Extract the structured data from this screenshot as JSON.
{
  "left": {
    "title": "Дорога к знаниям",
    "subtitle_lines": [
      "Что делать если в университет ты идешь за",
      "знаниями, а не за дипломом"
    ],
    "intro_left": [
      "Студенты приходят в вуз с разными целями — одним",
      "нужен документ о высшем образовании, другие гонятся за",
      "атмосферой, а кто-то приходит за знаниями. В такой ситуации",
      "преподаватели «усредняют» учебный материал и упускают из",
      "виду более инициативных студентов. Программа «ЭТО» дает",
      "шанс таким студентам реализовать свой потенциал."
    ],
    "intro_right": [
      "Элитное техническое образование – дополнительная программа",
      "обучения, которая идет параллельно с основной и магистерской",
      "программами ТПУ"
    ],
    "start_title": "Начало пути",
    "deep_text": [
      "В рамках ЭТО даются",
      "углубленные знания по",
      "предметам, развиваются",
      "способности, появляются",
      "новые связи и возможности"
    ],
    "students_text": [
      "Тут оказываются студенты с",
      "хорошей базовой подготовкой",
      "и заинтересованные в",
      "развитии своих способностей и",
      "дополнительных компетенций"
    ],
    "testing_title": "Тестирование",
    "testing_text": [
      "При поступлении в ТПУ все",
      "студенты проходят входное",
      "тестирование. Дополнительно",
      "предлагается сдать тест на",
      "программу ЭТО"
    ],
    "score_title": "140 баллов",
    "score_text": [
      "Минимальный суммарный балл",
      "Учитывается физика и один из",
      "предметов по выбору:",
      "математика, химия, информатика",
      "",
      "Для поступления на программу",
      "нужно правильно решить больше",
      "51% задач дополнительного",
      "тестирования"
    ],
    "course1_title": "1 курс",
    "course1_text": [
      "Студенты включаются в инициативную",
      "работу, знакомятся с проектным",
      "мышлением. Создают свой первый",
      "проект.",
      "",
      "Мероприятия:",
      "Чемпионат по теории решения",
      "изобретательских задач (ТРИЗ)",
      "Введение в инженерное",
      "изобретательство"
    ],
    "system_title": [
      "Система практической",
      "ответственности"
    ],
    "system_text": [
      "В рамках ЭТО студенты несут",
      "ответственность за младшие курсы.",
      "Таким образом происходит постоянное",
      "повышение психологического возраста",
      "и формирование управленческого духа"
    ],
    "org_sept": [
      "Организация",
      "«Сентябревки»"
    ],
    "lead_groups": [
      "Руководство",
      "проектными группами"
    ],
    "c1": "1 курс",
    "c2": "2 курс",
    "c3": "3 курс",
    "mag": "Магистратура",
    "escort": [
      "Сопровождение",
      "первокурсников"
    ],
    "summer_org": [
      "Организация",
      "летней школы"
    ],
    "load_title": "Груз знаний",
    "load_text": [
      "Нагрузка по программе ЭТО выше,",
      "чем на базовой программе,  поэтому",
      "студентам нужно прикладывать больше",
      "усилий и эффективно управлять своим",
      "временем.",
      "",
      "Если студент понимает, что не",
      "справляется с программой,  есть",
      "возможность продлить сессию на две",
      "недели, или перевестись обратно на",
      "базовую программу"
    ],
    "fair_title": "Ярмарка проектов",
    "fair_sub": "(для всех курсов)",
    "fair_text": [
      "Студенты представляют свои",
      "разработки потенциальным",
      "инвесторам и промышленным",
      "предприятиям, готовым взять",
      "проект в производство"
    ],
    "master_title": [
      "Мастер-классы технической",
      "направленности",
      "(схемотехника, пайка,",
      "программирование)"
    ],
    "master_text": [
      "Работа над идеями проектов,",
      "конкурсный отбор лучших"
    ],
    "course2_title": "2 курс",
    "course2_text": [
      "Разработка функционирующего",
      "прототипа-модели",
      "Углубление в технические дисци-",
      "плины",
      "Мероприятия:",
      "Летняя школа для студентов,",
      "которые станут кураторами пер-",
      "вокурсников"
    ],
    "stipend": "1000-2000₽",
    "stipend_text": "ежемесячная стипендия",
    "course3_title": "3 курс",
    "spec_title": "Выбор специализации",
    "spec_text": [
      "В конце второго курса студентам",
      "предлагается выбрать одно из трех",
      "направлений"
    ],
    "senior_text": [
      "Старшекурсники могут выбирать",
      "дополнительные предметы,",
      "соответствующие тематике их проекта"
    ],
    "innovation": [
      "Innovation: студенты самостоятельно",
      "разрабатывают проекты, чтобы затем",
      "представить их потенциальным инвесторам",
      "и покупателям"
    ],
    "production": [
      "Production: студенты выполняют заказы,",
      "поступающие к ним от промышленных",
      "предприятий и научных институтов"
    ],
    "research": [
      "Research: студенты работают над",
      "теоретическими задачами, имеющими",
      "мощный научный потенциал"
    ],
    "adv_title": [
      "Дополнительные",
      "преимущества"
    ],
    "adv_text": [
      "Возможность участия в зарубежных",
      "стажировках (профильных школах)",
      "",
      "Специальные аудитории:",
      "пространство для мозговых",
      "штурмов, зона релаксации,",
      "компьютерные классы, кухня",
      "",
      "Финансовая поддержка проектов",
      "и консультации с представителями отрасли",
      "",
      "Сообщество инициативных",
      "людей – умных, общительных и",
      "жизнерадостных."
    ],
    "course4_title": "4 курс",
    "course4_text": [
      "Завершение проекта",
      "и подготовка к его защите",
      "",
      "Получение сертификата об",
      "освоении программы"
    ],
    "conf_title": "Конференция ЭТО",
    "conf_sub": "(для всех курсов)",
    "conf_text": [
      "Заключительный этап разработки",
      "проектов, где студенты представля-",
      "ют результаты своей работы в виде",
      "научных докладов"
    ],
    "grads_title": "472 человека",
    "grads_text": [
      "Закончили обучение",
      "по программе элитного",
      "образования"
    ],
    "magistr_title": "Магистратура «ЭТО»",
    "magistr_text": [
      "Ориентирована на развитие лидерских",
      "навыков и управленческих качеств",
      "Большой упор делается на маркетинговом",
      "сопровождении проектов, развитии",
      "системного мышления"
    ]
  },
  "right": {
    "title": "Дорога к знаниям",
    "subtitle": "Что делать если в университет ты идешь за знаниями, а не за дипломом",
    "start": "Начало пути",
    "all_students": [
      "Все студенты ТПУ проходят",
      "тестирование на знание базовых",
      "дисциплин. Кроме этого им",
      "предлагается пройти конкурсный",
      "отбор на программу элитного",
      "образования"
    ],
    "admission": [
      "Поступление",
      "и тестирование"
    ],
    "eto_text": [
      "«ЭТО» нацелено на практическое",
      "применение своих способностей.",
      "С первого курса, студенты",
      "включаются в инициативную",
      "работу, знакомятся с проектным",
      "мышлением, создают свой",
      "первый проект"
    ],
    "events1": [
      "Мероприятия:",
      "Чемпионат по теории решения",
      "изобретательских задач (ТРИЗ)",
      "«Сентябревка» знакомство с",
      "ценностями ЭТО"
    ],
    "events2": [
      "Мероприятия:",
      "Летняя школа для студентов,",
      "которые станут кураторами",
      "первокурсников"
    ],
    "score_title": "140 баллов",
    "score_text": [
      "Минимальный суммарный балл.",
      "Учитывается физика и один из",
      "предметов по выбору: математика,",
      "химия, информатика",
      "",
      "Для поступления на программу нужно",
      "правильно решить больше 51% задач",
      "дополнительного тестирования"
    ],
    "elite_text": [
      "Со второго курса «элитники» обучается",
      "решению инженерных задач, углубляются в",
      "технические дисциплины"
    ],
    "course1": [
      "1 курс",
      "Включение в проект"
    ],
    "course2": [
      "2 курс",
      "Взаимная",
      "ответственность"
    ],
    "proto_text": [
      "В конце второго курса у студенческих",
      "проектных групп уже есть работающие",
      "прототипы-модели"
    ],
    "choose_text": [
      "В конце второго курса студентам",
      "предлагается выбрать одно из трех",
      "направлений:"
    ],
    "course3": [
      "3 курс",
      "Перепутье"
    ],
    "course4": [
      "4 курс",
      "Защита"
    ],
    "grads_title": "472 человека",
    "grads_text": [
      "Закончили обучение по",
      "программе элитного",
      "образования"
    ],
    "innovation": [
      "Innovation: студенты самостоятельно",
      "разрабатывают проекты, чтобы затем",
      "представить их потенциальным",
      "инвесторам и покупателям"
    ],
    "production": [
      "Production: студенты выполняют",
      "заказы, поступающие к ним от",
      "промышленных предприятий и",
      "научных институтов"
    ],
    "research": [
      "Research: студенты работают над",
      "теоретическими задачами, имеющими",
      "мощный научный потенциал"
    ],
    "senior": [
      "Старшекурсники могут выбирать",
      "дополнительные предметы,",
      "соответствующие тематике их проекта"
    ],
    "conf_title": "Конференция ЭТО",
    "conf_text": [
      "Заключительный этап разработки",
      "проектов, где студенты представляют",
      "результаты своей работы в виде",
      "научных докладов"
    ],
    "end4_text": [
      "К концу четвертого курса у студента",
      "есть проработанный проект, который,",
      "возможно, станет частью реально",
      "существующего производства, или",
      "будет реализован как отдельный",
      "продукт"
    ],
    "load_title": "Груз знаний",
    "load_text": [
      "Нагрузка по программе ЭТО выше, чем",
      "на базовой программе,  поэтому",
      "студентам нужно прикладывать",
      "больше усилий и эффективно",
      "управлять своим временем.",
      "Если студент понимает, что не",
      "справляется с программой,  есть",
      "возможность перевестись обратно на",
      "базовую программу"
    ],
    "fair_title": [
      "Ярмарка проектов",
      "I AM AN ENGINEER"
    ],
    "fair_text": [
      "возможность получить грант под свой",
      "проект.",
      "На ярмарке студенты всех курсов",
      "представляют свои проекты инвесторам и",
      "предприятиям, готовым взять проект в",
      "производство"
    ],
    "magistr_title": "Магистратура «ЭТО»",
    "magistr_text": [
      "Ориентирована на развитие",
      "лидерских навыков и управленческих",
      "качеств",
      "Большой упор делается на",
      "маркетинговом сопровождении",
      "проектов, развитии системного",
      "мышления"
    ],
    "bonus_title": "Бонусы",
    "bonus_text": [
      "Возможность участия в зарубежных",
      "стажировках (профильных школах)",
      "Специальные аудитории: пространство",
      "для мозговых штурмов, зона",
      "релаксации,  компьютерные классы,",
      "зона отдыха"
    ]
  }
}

• **The request**: Pick each line holding the word "прикладывать" out of the data and copy it.

• **Answer**:
      "студентам нужно прикладывать больше",
      "студентам нужно прикладывать",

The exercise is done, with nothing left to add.